— Begin The input —
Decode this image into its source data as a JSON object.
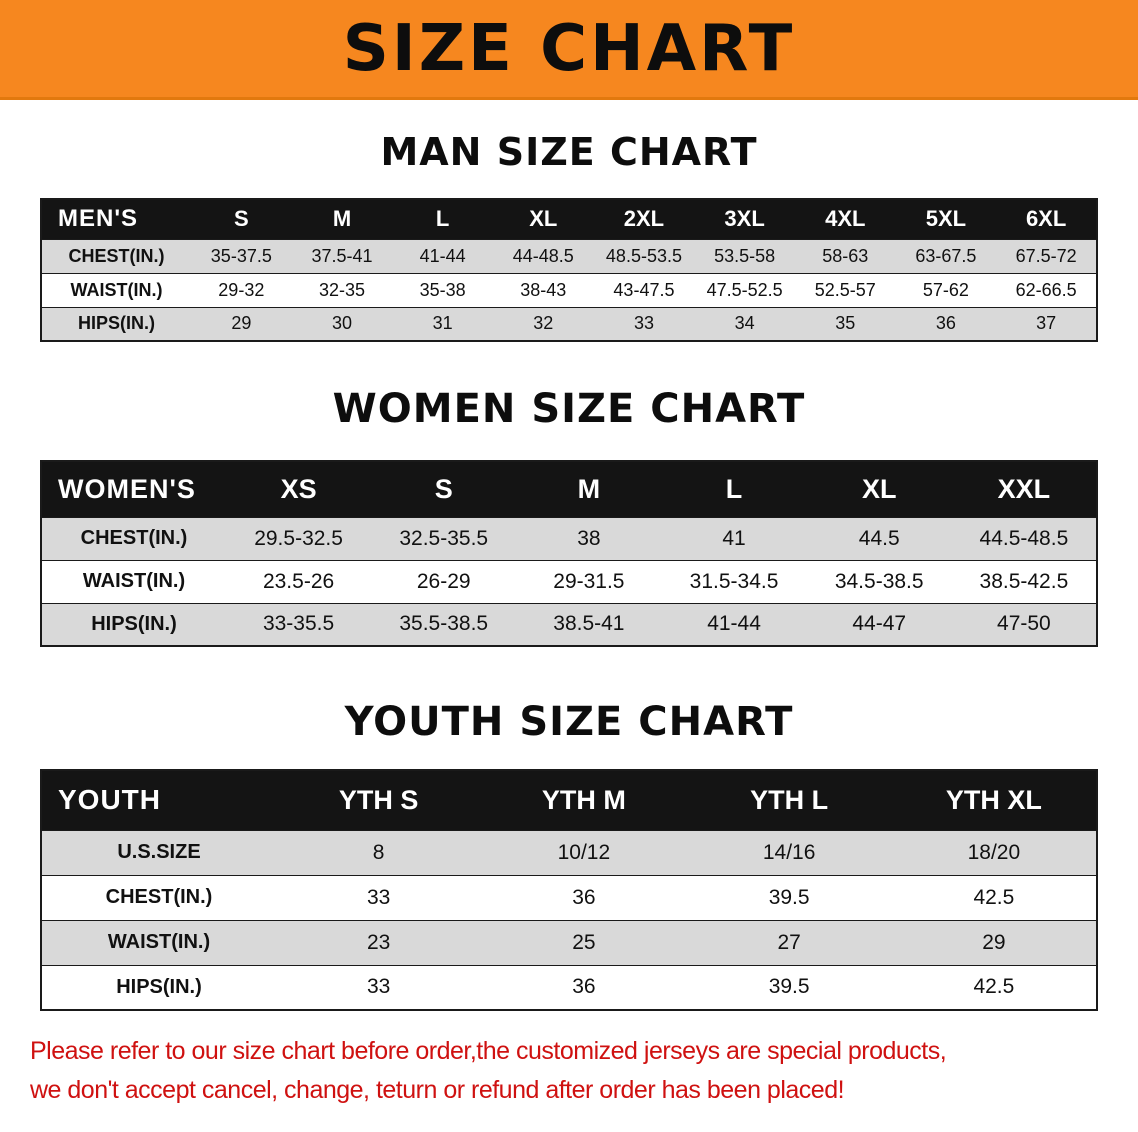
{
  "banner": {
    "title": "SIZE CHART"
  },
  "colors": {
    "banner_bg": "#f6871f",
    "banner_edge": "#e2790e",
    "header_bg": "#141414",
    "row_alt": "#d9d9d9",
    "footer_text": "#cf1110"
  },
  "sections": [
    {
      "heading": "MAN SIZE CHART",
      "header_label": "MEN'S",
      "sizes": [
        "S",
        "M",
        "L",
        "XL",
        "2XL",
        "3XL",
        "4XL",
        "5XL",
        "6XL"
      ],
      "rows": [
        {
          "label": "CHEST(IN.)",
          "values": [
            "35-37.5",
            "37.5-41",
            "41-44",
            "44-48.5",
            "48.5-53.5",
            "53.5-58",
            "58-63",
            "63-67.5",
            "67.5-72"
          ]
        },
        {
          "label": "WAIST(IN.)",
          "values": [
            "29-32",
            "32-35",
            "35-38",
            "38-43",
            "43-47.5",
            "47.5-52.5",
            "52.5-57",
            "57-62",
            "62-66.5"
          ]
        },
        {
          "label": "HIPS(IN.)",
          "values": [
            "29",
            "30",
            "31",
            "32",
            "33",
            "34",
            "35",
            "36",
            "37"
          ]
        }
      ]
    },
    {
      "heading": "WOMEN SIZE CHART",
      "header_label": "WOMEN'S",
      "sizes": [
        "XS",
        "S",
        "M",
        "L",
        "XL",
        "XXL"
      ],
      "rows": [
        {
          "label": "CHEST(IN.)",
          "values": [
            "29.5-32.5",
            "32.5-35.5",
            "38",
            "41",
            "44.5",
            "44.5-48.5"
          ]
        },
        {
          "label": "WAIST(IN.)",
          "values": [
            "23.5-26",
            "26-29",
            "29-31.5",
            "31.5-34.5",
            "34.5-38.5",
            "38.5-42.5"
          ]
        },
        {
          "label": "HIPS(IN.)",
          "values": [
            "33-35.5",
            "35.5-38.5",
            "38.5-41",
            "41-44",
            "44-47",
            "47-50"
          ]
        }
      ]
    },
    {
      "heading": "YOUTH SIZE CHART",
      "header_label": "YOUTH",
      "sizes": [
        "YTH S",
        "YTH M",
        "YTH L",
        "YTH XL"
      ],
      "rows": [
        {
          "label": "U.S.SIZE",
          "values": [
            "8",
            "10/12",
            "14/16",
            "18/20"
          ]
        },
        {
          "label": "CHEST(IN.)",
          "values": [
            "33",
            "36",
            "39.5",
            "42.5"
          ]
        },
        {
          "label": "WAIST(IN.)",
          "values": [
            "23",
            "25",
            "27",
            "29"
          ]
        },
        {
          "label": "HIPS(IN.)",
          "values": [
            "33",
            "36",
            "39.5",
            "42.5"
          ]
        }
      ]
    }
  ],
  "footer": {
    "lines": [
      "Please refer to our size chart before order,the customized jerseys are special products,",
      "we don't accept cancel, change, teturn or refund after order has been placed!"
    ]
  }
}
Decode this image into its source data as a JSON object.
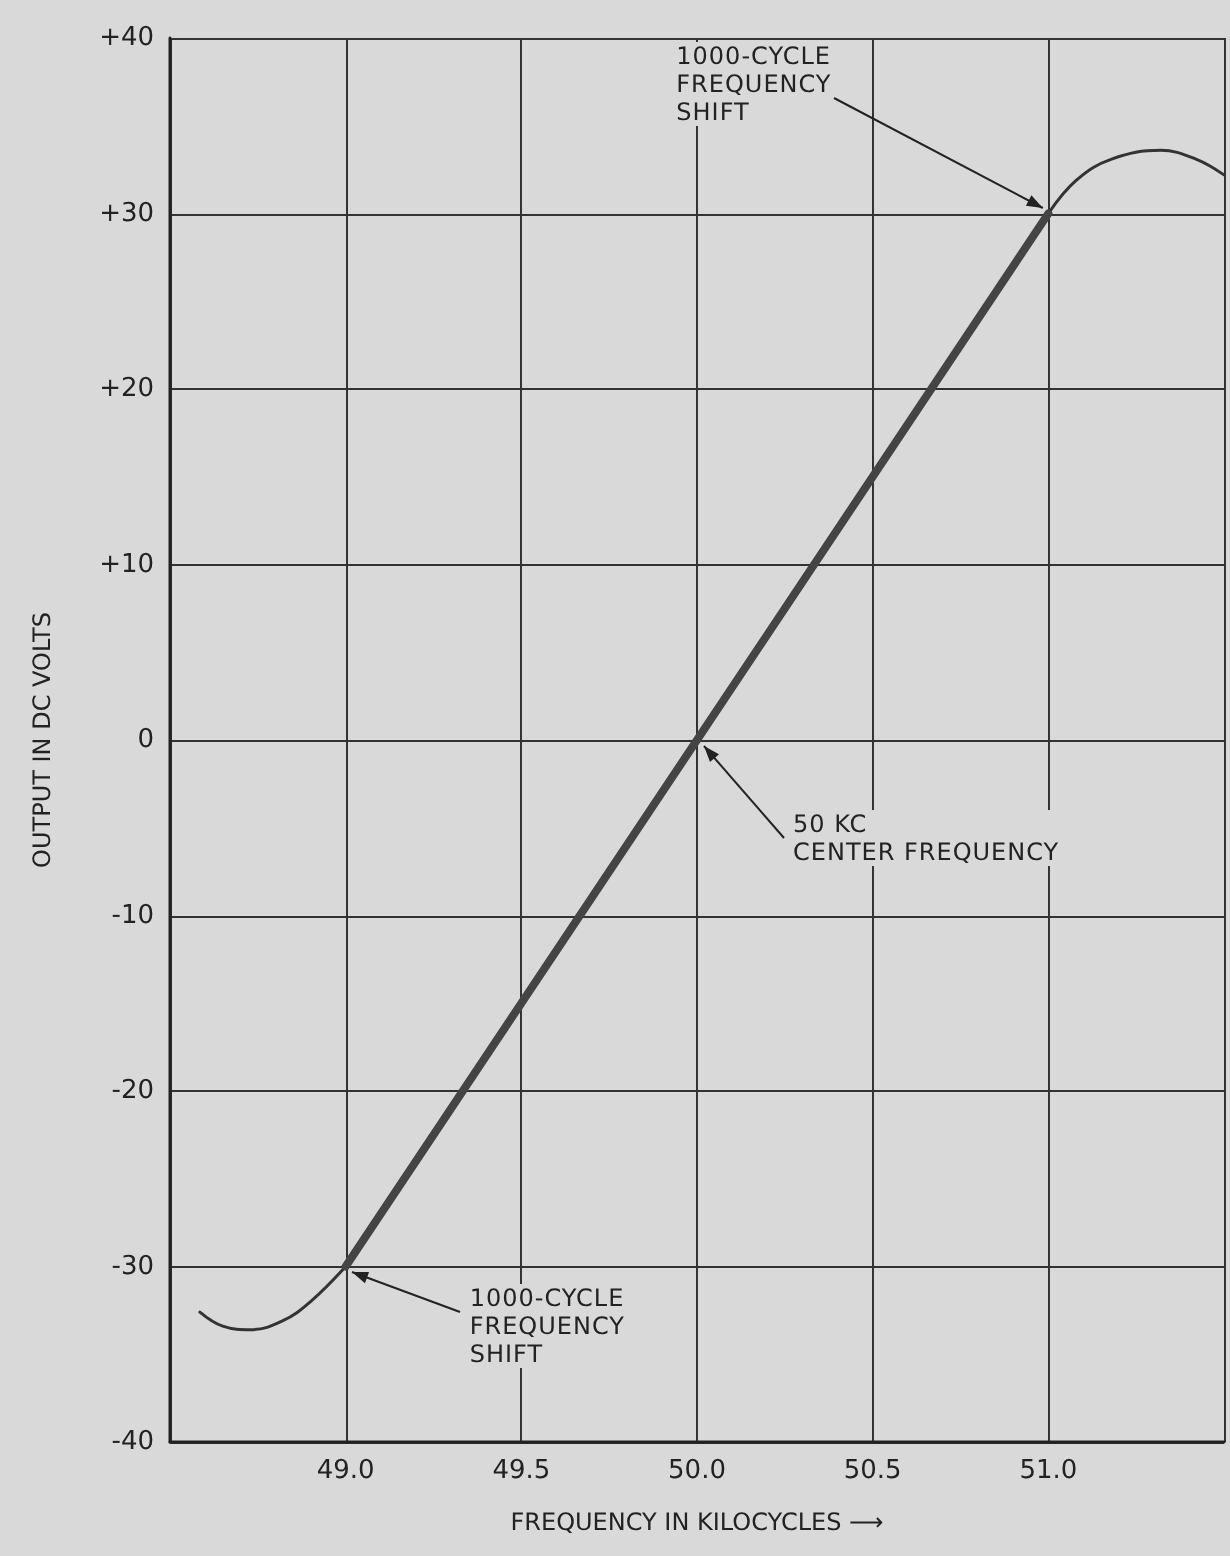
{
  "chart_data": {
    "type": "line",
    "xlabel": "FREQUENCY IN KILOCYCLES ⟶",
    "ylabel": "OUTPUT IN DC VOLTS",
    "series": [
      {
        "color": "#333333",
        "x": [
          48.585,
          48.65,
          48.73,
          48.82,
          48.9,
          49
        ],
        "values": [
          -32.6,
          -33.4,
          -33.6,
          -33.1,
          -32,
          -30
        ]
      },
      {
        "color": "#444444",
        "x": [
          49,
          50,
          51
        ],
        "values": [
          -30,
          0,
          30
        ]
      },
      {
        "color": "#333333",
        "x": [
          51,
          51.08,
          51.18,
          51.32,
          51.42,
          51.5
        ],
        "values": [
          30,
          31.9,
          33.1,
          33.6,
          33.1,
          32.2
        ]
      }
    ],
    "xlim": [
      48.5,
      51.5
    ],
    "xticks": [
      {
        "value": 48.5,
        "label": null
      },
      {
        "value": 49,
        "label": "49.0"
      },
      {
        "value": 49.5,
        "label": "49.5"
      },
      {
        "value": 50,
        "label": "50.0"
      },
      {
        "value": 50.5,
        "label": "50.5"
      },
      {
        "value": 51,
        "label": "51.0"
      },
      {
        "value": 51.5,
        "label": null
      }
    ],
    "ylim": [
      -40,
      40
    ],
    "yticks": [
      -40,
      -30,
      -20,
      -10,
      0,
      {
        "value": 10,
        "label": "+10"
      },
      {
        "value": 20,
        "label": "+20"
      },
      {
        "value": 30,
        "label": "+30"
      },
      {
        "value": 40,
        "label": "+40"
      }
    ],
    "grid": true,
    "marker": "none",
    "annotations": [
      {
        "text": "1000-CYCLE\nFREQUENCY\nSHIFT",
        "x": 51,
        "y": 30
      },
      {
        "text": "50 KC\nCENTER FREQUENCY",
        "x": 50,
        "y": 0
      },
      {
        "text": "1000-CYCLE\nFREQUENCY\nSHIFT",
        "x": 49,
        "y": -30
      }
    ]
  }
}
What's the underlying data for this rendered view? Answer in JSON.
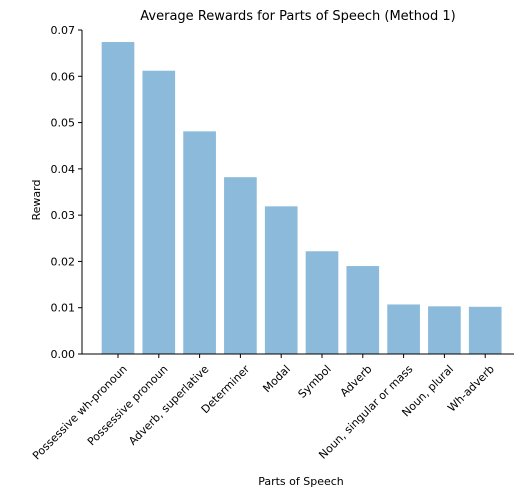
— End The input —
Extract the entries in full, exactly as they are, minus the pictures.

Decode this image into its source data as a JSON object.
{
  "banner": {
    "title": "SIZE CHART"
  },
  "colors": {
    "banner_bg": "#f6871f",
    "banner_edge": "#e2790e",
    "header_bg": "#141414",
    "row_alt": "#d9d9d9",
    "footer_text": "#cf1110"
  },
  "sections": [
    {
      "heading": "MAN SIZE CHART",
      "header_label": "MEN'S",
      "sizes": [
        "S",
        "M",
        "L",
        "XL",
        "2XL",
        "3XL",
        "4XL",
        "5XL",
        "6XL"
      ],
      "rows": [
        {
          "label": "CHEST(IN.)",
          "values": [
            "35-37.5",
            "37.5-41",
            "41-44",
            "44-48.5",
            "48.5-53.5",
            "53.5-58",
            "58-63",
            "63-67.5",
            "67.5-72"
          ]
        },
        {
          "label": "WAIST(IN.)",
          "values": [
            "29-32",
            "32-35",
            "35-38",
            "38-43",
            "43-47.5",
            "47.5-52.5",
            "52.5-57",
            "57-62",
            "62-66.5"
          ]
        },
        {
          "label": "HIPS(IN.)",
          "values": [
            "29",
            "30",
            "31",
            "32",
            "33",
            "34",
            "35",
            "36",
            "37"
          ]
        }
      ]
    },
    {
      "heading": "WOMEN SIZE CHART",
      "header_label": "WOMEN'S",
      "sizes": [
        "XS",
        "S",
        "M",
        "L",
        "XL",
        "XXL"
      ],
      "rows": [
        {
          "label": "CHEST(IN.)",
          "values": [
            "29.5-32.5",
            "32.5-35.5",
            "38",
            "41",
            "44.5",
            "44.5-48.5"
          ]
        },
        {
          "label": "WAIST(IN.)",
          "values": [
            "23.5-26",
            "26-29",
            "29-31.5",
            "31.5-34.5",
            "34.5-38.5",
            "38.5-42.5"
          ]
        },
        {
          "label": "HIPS(IN.)",
          "values": [
            "33-35.5",
            "35.5-38.5",
            "38.5-41",
            "41-44",
            "44-47",
            "47-50"
          ]
        }
      ]
    },
    {
      "heading": "YOUTH SIZE CHART",
      "header_label": "YOUTH",
      "sizes": [
        "YTH S",
        "YTH M",
        "YTH L",
        "YTH XL"
      ],
      "rows": [
        {
          "label": "U.S.SIZE",
          "values": [
            "8",
            "10/12",
            "14/16",
            "18/20"
          ]
        },
        {
          "label": "CHEST(IN.)",
          "values": [
            "33",
            "36",
            "39.5",
            "42.5"
          ]
        },
        {
          "label": "WAIST(IN.)",
          "values": [
            "23",
            "25",
            "27",
            "29"
          ]
        },
        {
          "label": "HIPS(IN.)",
          "values": [
            "33",
            "36",
            "39.5",
            "42.5"
          ]
        }
      ]
    }
  ],
  "footer": {
    "lines": [
      "Please refer to our size chart before order,the customized jerseys are special products,",
      "we don't accept cancel, change, teturn or refund after order has been placed!"
    ]
  }
}
Decode this image into its source data as a JSON object.
{
  "chart_data": {
    "type": "line",
    "xlabel": "FREQUENCY IN KILOCYCLES ⟶",
    "ylabel": "OUTPUT IN DC VOLTS",
    "series": [
      {
        "color": "#333333",
        "x": [
          48.585,
          48.65,
          48.73,
          48.82,
          48.9,
          49
        ],
        "values": [
          -32.6,
          -33.4,
          -33.6,
          -33.1,
          -32,
          -30
        ]
      },
      {
        "color": "#444444",
        "x": [
          49,
          50,
          51
        ],
        "values": [
          -30,
          0,
          30
        ]
      },
      {
        "color": "#333333",
        "x": [
          51,
          51.08,
          51.18,
          51.32,
          51.42,
          51.5
        ],
        "values": [
          30,
          31.9,
          33.1,
          33.6,
          33.1,
          32.2
        ]
      }
    ],
    "xlim": [
      48.5,
      51.5
    ],
    "xticks": [
      {
        "value": 48.5,
        "label": null
      },
      {
        "value": 49,
        "label": "49.0"
      },
      {
        "value": 49.5,
        "label": "49.5"
      },
      {
        "value": 50,
        "label": "50.0"
      },
      {
        "value": 50.5,
        "label": "50.5"
      },
      {
        "value": 51,
        "label": "51.0"
      },
      {
        "value": 51.5,
        "label": null
      }
    ],
    "ylim": [
      -40,
      40
    ],
    "yticks": [
      -40,
      -30,
      -20,
      -10,
      0,
      {
        "value": 10,
        "label": "+10"
      },
      {
        "value": 20,
        "label": "+20"
      },
      {
        "value": 30,
        "label": "+30"
      },
      {
        "value": 40,
        "label": "+40"
      }
    ],
    "grid": true,
    "marker": "none",
    "annotations": [
      {
        "text": "1000-CYCLE\nFREQUENCY\nSHIFT",
        "x": 51,
        "y": 30
      },
      {
        "text": "50 KC\nCENTER FREQUENCY",
        "x": 50,
        "y": 0
      },
      {
        "text": "1000-CYCLE\nFREQUENCY\nSHIFT",
        "x": 49,
        "y": -30
      }
    ]
  }
}
What's the underlying data for this rendered view? Answer in JSON.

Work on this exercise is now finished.